Keep only those lines of the records that include the string "xlabel".

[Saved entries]
# # # # # # #

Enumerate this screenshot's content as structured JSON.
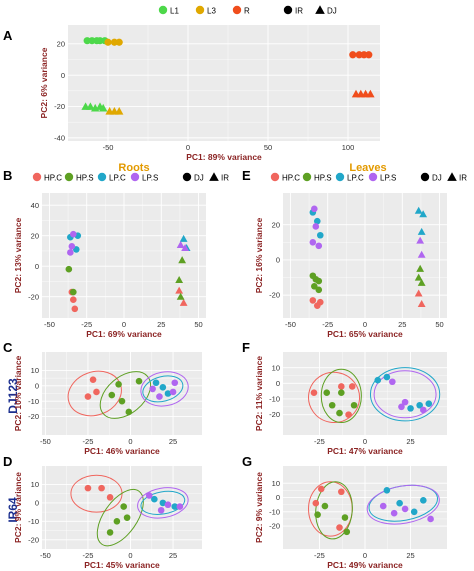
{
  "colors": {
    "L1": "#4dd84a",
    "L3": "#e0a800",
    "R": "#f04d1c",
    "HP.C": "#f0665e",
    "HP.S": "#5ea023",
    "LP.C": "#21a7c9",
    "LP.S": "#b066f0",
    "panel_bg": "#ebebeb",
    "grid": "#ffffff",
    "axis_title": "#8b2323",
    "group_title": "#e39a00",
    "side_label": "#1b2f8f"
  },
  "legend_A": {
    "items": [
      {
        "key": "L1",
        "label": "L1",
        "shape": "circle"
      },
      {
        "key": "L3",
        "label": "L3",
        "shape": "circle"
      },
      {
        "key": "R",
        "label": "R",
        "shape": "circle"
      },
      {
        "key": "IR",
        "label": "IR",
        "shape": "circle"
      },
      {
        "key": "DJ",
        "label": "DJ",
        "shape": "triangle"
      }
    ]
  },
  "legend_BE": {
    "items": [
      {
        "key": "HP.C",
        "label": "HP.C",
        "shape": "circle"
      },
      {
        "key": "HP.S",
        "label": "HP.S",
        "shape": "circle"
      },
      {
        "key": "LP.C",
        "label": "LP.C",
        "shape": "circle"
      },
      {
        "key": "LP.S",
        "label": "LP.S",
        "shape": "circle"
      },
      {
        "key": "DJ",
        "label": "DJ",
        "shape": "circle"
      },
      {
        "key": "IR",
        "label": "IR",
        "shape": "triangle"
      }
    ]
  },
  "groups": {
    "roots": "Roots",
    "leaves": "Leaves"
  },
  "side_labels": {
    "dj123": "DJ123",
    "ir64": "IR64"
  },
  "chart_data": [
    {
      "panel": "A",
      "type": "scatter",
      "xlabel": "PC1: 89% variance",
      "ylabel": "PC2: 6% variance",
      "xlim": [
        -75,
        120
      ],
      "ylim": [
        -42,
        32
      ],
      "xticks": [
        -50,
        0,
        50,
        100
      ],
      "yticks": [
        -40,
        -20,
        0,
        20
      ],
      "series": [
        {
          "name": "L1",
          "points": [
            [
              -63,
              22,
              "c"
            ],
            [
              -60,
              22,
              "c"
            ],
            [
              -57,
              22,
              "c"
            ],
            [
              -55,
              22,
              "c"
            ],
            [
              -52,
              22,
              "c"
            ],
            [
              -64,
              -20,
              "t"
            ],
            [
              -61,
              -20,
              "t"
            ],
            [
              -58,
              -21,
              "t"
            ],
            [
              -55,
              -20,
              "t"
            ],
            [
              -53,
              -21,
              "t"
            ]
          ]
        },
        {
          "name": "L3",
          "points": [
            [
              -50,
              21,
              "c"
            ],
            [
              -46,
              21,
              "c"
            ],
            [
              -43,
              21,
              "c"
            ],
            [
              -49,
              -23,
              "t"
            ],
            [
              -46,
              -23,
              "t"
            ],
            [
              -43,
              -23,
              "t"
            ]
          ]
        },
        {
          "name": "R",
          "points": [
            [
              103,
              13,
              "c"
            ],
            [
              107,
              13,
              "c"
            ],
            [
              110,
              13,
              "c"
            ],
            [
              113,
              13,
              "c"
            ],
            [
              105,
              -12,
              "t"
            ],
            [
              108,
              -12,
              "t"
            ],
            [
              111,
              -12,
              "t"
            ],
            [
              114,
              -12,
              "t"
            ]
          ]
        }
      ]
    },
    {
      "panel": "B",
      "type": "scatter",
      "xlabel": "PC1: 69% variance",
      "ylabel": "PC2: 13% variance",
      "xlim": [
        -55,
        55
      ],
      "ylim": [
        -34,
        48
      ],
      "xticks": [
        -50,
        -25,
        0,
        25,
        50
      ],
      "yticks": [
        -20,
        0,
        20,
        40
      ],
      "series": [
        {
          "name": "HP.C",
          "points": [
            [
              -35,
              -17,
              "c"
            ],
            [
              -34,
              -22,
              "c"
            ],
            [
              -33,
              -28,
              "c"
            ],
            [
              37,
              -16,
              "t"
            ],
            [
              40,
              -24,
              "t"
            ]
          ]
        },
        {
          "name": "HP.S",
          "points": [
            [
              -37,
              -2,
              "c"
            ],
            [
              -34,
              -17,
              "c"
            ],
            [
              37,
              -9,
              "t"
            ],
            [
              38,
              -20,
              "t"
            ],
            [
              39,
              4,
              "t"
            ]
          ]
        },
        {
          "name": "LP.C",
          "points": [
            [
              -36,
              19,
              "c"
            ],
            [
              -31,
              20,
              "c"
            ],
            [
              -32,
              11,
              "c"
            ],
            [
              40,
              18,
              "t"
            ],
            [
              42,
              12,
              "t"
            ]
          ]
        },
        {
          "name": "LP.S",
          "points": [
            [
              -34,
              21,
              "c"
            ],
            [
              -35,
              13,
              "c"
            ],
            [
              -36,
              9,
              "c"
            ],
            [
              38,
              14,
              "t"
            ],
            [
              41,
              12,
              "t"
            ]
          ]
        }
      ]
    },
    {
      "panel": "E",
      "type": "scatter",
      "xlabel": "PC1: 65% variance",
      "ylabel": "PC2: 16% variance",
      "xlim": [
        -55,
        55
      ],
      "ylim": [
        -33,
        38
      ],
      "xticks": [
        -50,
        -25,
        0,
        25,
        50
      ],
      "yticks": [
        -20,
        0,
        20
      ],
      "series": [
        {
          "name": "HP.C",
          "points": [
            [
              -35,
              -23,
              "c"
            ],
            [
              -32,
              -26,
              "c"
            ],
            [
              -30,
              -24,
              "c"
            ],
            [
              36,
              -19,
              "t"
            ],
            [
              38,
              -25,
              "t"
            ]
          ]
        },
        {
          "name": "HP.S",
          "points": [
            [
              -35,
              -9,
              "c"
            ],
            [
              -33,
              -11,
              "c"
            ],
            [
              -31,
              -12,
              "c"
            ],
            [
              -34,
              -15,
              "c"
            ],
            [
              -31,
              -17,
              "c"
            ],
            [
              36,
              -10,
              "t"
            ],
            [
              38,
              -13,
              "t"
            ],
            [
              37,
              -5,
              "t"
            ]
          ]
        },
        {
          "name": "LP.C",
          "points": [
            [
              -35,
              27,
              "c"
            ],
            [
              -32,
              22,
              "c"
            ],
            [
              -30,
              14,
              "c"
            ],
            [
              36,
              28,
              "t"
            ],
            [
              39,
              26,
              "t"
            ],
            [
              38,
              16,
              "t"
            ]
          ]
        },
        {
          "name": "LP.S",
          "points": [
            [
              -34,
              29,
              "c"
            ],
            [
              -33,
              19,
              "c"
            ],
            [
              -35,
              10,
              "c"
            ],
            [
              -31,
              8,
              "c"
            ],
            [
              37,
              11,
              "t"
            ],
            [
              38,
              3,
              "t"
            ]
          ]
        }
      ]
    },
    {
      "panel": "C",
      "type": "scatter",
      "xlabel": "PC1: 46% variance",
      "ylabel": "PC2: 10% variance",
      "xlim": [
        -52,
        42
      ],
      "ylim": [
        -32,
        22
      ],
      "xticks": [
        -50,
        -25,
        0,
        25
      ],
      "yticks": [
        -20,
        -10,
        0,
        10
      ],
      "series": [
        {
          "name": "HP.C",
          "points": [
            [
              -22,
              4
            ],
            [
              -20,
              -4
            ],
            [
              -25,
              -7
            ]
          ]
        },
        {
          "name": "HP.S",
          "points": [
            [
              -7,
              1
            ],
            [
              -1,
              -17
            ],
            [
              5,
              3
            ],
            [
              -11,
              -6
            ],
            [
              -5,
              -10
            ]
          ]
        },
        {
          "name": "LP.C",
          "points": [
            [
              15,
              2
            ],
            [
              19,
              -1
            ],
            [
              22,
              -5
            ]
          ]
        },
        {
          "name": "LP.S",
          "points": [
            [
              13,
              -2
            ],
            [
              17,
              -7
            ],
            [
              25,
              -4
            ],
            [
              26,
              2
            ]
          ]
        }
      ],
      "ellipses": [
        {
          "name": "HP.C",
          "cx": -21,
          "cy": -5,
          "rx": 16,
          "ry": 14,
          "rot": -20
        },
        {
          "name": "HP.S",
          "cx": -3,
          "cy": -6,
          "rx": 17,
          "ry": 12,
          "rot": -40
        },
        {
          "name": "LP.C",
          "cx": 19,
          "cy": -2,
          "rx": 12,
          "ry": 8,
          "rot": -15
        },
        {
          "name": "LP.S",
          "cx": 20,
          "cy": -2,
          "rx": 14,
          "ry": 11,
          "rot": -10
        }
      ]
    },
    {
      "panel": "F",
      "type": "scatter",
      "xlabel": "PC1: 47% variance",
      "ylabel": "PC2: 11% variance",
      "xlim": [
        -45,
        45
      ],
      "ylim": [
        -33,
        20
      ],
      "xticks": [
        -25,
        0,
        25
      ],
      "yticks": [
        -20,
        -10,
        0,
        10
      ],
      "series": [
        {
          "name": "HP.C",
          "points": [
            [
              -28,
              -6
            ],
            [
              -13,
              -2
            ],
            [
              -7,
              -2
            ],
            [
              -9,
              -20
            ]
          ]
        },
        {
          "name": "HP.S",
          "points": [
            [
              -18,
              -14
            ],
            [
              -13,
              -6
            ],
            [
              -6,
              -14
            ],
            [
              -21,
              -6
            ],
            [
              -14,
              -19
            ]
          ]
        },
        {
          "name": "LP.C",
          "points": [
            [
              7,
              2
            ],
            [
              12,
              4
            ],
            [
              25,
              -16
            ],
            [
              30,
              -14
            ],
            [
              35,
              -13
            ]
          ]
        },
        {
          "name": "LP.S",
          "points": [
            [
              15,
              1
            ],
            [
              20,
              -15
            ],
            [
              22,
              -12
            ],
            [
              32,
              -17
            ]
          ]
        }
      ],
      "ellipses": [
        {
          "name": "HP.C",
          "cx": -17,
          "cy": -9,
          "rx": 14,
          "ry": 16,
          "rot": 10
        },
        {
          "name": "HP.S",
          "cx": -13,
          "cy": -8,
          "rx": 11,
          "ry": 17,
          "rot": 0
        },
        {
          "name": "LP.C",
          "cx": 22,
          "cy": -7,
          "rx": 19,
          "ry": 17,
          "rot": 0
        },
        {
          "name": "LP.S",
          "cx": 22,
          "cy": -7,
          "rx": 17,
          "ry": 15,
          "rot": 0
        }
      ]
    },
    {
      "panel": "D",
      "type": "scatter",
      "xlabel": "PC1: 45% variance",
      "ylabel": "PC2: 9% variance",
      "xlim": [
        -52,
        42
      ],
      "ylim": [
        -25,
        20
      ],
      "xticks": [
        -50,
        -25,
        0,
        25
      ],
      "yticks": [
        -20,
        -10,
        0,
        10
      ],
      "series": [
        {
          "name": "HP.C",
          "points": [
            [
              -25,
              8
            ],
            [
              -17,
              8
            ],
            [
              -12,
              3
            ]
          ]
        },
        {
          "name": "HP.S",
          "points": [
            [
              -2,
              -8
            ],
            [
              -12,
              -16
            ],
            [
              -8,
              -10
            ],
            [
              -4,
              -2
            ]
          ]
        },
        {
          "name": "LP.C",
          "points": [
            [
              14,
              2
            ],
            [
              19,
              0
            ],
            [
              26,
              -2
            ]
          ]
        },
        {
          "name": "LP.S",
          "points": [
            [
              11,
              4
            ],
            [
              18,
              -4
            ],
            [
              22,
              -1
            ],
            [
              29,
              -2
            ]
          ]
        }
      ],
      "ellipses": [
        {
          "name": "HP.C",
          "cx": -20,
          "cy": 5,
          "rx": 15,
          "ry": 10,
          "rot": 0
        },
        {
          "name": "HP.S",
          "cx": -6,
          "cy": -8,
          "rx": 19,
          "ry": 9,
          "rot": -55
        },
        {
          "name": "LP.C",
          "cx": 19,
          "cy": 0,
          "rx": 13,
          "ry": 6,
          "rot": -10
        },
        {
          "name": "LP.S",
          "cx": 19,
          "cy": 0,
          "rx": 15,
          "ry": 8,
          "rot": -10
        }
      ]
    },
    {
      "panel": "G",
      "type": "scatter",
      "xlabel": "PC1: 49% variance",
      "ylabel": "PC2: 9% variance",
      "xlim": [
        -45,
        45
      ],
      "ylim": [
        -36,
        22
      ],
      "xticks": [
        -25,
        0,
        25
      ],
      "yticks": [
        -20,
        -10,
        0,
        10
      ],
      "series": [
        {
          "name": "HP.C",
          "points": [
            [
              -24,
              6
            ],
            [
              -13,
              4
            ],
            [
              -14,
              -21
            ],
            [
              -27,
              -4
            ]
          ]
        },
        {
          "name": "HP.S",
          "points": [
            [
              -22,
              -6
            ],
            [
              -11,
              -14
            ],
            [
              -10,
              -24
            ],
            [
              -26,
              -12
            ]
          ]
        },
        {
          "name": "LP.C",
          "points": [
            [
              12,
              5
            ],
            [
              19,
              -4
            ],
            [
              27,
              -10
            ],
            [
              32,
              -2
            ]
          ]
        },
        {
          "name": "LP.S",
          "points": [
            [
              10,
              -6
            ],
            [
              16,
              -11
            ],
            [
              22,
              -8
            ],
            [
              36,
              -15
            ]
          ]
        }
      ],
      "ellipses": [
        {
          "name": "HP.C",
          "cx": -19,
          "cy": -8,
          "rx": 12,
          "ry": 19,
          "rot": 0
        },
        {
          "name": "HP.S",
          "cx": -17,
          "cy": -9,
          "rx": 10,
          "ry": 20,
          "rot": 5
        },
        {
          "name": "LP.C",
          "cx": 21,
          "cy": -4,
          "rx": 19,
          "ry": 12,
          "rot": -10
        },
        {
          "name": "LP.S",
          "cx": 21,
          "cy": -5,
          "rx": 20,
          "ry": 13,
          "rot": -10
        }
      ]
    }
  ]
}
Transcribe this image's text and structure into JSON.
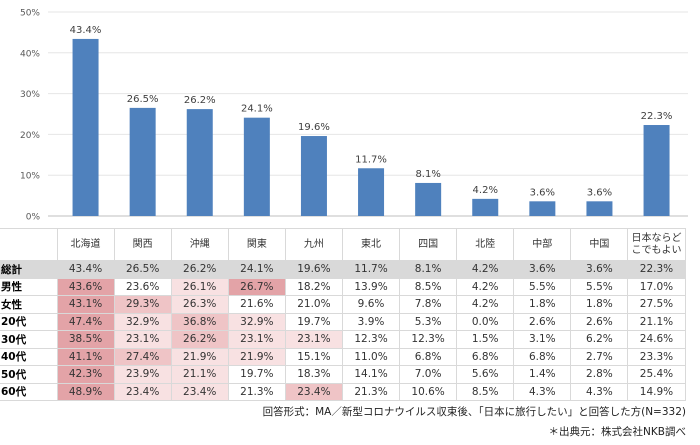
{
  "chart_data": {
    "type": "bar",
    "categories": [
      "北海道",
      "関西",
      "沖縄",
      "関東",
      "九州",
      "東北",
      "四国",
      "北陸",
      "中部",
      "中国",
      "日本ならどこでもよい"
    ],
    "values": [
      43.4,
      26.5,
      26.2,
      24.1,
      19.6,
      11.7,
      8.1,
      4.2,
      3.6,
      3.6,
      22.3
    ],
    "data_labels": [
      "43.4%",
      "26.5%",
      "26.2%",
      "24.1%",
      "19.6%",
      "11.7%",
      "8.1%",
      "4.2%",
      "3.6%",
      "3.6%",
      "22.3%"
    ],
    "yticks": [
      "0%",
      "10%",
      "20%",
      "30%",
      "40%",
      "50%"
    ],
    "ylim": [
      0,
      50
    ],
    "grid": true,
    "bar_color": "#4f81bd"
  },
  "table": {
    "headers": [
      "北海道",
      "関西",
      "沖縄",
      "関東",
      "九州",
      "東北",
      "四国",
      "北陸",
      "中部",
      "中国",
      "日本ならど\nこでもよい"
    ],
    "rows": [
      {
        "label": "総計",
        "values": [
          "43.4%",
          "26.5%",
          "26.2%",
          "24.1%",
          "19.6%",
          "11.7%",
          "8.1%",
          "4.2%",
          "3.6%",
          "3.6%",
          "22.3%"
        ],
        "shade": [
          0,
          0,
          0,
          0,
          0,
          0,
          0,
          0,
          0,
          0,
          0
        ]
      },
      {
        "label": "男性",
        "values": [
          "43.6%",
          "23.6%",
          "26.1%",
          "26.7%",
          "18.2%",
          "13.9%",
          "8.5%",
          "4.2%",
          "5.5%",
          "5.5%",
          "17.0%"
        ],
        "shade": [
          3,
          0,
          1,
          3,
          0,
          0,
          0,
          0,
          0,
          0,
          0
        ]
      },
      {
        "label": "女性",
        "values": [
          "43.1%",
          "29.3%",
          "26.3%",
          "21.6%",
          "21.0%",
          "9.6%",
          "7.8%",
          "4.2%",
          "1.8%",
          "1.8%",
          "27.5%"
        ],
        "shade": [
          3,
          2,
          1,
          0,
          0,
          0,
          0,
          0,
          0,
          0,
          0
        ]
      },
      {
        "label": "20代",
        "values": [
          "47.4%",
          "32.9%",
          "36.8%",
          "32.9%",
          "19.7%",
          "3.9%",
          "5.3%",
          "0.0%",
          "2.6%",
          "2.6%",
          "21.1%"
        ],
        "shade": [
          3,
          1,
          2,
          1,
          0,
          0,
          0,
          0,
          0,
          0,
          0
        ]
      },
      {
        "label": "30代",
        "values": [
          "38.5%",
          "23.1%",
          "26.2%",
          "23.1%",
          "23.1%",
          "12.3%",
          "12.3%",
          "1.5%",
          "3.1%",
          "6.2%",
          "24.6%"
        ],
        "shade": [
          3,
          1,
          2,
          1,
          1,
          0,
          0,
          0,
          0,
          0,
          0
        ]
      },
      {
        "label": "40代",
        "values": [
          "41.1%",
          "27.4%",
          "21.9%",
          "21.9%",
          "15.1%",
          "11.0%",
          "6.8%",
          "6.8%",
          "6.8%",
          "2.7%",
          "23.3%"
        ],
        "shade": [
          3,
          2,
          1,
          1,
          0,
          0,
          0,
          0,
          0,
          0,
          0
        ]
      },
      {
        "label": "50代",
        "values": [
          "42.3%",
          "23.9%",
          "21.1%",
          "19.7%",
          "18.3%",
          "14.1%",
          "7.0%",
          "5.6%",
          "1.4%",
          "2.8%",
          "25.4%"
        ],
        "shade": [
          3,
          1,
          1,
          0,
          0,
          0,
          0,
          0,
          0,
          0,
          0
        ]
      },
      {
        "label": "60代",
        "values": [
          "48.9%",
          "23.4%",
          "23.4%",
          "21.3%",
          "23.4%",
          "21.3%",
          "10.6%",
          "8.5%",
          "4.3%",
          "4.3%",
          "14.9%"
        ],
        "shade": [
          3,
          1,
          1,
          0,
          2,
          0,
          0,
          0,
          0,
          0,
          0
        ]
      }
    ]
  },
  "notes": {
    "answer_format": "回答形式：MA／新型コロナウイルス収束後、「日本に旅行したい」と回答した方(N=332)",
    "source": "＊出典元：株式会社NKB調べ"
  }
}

# # # # # # #

__Response to this task__.
      "xlabel": "PC1: 89% variance",
      "xlabel": "PC1: 69% variance",
      "xlabel": "PC1: 65% variance",
      "xlabel": "PC1: 46% variance",
      "xlabel": "PC1: 47% variance",
      "xlabel": "PC1: 45% variance",
      "xlabel": "PC1: 49% variance",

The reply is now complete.